Because the evidence was not cumulative, it is unclear that its exclusion did not *439affect the outcome of the trial. Allen’s testimony indicates that he was concerned for his children on the day McMullen died, and the jury could have believed this concern drove him to take a gun to Hunter’s apartment. Therefore, it would have been more likely to believe that Allen never formed an intent to kill McMullen and that McMullen’s death was an accident. The majority observes that the jury “could just as easily” have concluded, had the evidence been let in, that Allen shot McMullen out of anger over McMullen’s treatment of the children. Id. at 434. This is true, but it does not defeat Allen’s ineffectiveness argument because it is not clear that the jury would have so reasoned. See Lee, 450 N.W.2d at 895. Had the jury heard that Hunter told Allen that McMullen abused and threatened to kill the children, it could have thought that when Allen subsequently heard that McMullen was “messing with” the children, he reasonably became alarmed and brought the shotgun to protect his children. And, had the jury believed that Allen did not bring the shotgun to kill McMullen, it would have been less likely to believe that Allen later formed the requisite intent, and more likely to believe that McMullen’s death was an accident. There is, therefore, a reasonable probability that the Michigan Court of Appeals would have thought it unclear whether the exclusion affected the trial’s outcome. Therefore, because I believe that counsel’s failure to make the evidentiary argument was unreasonable and prejudiced Allen’s appeal, I would REVERSE the district court’s judgment, GRANT the writ, and REINSTATE Allen’s direct appeal of right. See Mapes v. Tate, 388 F.3d 187, 194 (6th Cir.2004). I respectfully dissent.

DATA UNDER STUDY:
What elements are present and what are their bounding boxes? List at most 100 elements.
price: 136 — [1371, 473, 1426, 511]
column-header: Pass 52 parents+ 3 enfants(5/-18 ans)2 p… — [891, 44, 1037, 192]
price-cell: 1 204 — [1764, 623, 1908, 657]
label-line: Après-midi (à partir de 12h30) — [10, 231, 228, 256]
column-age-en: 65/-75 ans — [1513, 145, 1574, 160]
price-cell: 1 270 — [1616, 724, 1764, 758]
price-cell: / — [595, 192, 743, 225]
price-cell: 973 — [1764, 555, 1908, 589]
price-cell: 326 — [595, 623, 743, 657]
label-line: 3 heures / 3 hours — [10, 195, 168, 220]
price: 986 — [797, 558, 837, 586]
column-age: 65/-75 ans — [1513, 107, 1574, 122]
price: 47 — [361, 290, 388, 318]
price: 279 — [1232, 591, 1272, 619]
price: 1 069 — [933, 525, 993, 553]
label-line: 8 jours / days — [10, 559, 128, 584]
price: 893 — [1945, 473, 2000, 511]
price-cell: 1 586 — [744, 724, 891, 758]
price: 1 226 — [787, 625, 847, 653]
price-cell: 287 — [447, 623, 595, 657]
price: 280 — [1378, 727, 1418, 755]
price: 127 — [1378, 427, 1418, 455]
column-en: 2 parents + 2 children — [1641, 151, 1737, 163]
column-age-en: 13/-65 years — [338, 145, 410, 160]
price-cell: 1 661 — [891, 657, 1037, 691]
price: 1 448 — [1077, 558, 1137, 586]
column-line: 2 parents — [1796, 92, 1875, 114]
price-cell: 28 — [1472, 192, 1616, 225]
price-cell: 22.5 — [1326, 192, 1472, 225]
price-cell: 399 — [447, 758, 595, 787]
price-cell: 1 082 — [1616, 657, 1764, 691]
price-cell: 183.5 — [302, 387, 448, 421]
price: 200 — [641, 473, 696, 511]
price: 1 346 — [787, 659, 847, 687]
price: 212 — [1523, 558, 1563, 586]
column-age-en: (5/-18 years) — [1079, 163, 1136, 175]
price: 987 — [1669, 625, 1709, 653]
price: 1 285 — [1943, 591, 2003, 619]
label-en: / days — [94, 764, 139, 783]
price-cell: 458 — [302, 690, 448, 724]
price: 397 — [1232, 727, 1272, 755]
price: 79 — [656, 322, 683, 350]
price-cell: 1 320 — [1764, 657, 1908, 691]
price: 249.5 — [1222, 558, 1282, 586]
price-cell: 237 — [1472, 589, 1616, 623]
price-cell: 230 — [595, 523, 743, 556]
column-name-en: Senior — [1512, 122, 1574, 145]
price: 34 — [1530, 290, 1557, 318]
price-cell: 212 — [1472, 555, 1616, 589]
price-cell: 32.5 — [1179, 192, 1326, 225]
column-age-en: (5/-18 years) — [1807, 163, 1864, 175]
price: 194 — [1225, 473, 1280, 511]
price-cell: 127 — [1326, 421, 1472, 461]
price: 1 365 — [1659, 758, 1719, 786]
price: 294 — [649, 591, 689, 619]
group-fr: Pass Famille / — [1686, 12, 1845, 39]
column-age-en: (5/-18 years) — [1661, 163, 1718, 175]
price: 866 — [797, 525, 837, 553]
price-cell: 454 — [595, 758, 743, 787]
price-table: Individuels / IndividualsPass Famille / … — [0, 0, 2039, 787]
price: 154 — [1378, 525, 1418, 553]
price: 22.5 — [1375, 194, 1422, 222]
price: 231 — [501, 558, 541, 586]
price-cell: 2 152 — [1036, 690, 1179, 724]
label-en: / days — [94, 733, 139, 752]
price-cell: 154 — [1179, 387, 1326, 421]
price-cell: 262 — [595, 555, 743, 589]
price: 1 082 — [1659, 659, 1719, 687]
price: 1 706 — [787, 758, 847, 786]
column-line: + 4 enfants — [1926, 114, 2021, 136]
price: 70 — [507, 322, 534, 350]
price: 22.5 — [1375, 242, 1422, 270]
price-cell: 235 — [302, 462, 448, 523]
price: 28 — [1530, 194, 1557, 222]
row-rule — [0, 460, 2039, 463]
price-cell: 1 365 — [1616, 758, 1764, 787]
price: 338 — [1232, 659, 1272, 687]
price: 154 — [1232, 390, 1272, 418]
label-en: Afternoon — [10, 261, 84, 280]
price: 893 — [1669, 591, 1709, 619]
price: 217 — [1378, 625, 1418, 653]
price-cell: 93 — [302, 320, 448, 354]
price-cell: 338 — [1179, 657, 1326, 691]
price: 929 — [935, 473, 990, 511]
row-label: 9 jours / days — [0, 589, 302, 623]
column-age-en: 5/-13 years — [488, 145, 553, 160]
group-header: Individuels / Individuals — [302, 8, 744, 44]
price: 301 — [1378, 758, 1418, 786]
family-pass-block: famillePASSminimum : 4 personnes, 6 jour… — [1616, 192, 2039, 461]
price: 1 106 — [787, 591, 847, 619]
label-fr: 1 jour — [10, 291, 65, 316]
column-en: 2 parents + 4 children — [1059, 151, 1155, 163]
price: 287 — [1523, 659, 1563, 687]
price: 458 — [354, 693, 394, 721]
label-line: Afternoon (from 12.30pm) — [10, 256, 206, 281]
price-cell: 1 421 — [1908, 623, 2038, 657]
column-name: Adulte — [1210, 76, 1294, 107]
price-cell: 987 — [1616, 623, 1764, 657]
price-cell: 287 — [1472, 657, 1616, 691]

TO DO:
In the dissent above, what three actions does the writer say he or she would take regarding the district court's judgment, the writ, and Allen's direct appeal?

EXERCISE ANSWER:
Reverse the district court's judgment, grant the writ, and reinstate Allen's direct appeal of right.